▶ **WRITTEN INSTRUCTION**
Copy each line in the data that includes the word "after".

▶ **EXERCISE MATERIAL**
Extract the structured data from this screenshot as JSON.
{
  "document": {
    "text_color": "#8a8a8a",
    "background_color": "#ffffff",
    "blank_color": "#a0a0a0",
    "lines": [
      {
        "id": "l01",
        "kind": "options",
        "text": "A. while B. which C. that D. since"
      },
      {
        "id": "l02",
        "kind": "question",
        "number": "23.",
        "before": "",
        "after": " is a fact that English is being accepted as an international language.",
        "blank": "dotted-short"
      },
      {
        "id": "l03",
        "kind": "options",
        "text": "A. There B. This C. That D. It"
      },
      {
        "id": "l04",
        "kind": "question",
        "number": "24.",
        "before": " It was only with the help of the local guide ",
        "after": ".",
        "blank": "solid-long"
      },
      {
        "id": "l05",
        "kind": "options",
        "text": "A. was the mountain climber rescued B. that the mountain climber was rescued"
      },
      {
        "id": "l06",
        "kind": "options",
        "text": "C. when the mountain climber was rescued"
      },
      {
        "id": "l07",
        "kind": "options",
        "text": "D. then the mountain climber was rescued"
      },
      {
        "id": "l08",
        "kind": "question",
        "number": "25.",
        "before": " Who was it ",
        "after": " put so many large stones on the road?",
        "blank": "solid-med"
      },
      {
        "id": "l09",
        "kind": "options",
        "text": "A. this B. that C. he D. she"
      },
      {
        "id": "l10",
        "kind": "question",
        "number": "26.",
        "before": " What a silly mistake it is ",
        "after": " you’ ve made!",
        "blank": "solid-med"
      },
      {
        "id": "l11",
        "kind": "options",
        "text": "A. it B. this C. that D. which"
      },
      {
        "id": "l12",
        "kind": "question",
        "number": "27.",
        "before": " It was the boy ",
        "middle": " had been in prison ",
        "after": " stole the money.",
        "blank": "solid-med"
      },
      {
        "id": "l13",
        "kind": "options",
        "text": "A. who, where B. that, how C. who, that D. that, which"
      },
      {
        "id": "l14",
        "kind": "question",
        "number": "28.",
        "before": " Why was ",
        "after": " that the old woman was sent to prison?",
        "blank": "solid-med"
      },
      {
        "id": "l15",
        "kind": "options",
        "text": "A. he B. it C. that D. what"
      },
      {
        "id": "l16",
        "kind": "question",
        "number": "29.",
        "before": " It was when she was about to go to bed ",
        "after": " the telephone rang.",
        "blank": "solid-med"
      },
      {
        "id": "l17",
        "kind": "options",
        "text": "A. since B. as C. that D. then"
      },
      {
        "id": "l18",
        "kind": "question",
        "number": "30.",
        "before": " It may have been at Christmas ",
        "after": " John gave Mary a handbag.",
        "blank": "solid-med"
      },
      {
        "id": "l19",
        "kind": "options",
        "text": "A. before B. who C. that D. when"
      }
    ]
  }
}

▶ **WRITTEN REPLY**
        "after": " is a fact that English is being accepted as an international language.",
        "after": ".",
        "after": " put so many large stones on the road?",
        "after": " you’ ve made!",
        "after": " stole the money.",
        "after": " that the old woman was sent to prison?",
        "after": " the telephone rang.",
        "after": " John gave Mary a handbag.",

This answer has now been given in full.